Data shown ::

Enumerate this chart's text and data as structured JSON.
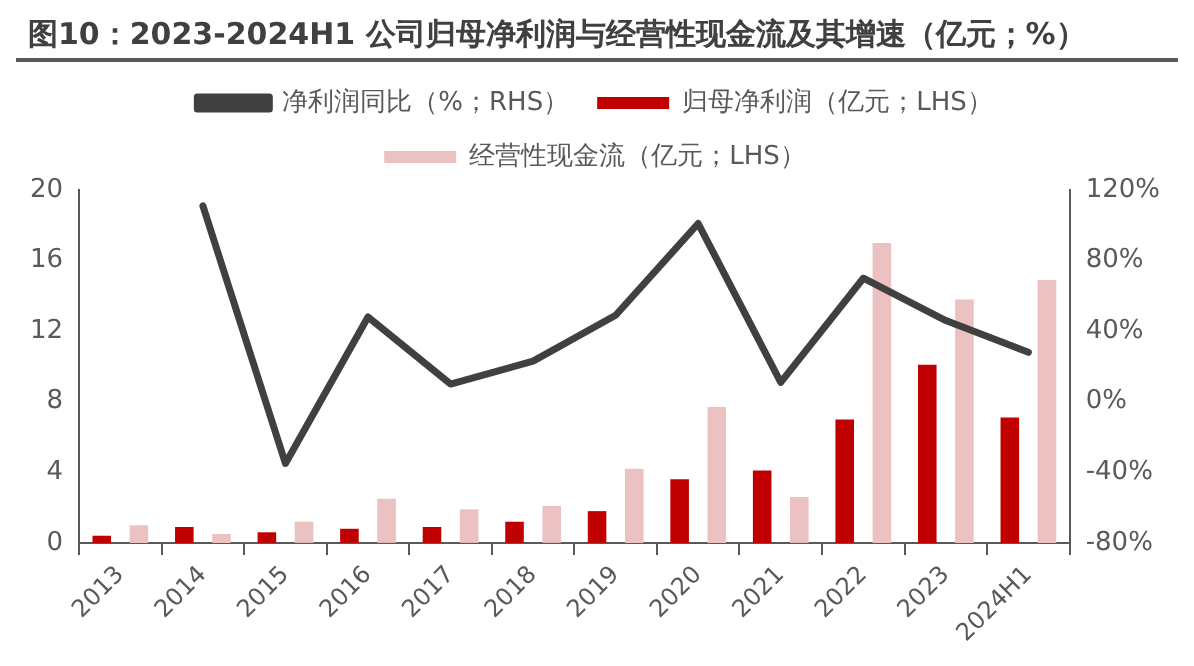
{
  "chart_data": {
    "type": "bar",
    "title": "图10：2023-2024H1 公司归母净利润与经营性现金流及其增速（亿元；%）",
    "categories": [
      "2013",
      "2014",
      "2015",
      "2016",
      "2017",
      "2018",
      "2019",
      "2020",
      "2021",
      "2022",
      "2023",
      "2024H1"
    ],
    "series": [
      {
        "name": "归母净利润（亿元；LHS）",
        "color": "#c00000",
        "values": [
          0.4,
          0.9,
          0.6,
          0.8,
          0.9,
          1.2,
          1.8,
          3.6,
          4.1,
          7.0,
          10.1,
          7.1
        ]
      },
      {
        "name": "经营性现金流（亿元；LHS）",
        "color": "#ebc1c1",
        "values": [
          1.0,
          0.5,
          1.2,
          2.5,
          1.9,
          2.1,
          4.2,
          7.7,
          2.6,
          17.0,
          13.8,
          14.9
        ]
      },
      {
        "name": "净利润同比（%；RHS）",
        "type": "line",
        "axis": "y2",
        "color": "#404040",
        "values": [
          null,
          111,
          -35,
          48,
          10,
          23,
          49,
          101,
          11,
          70,
          46,
          28
        ]
      }
    ],
    "ylim": [
      0,
      20
    ],
    "yticks": [
      0,
      4,
      8,
      12,
      16,
      20
    ],
    "y2lim": [
      -80,
      120
    ],
    "y2ticks": [
      {
        "value": -80,
        "label": "-80%"
      },
      {
        "value": -40,
        "label": "-40%"
      },
      {
        "value": 0,
        "label": "0%"
      },
      {
        "value": 40,
        "label": "40%"
      },
      {
        "value": 80,
        "label": "80%"
      },
      {
        "value": 120,
        "label": "120%"
      }
    ],
    "grid": false,
    "legend": "top",
    "marker": "none"
  }
}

Task instructions ::
Give only the count of lines in the data that include the string "name".

Expected answer ::
3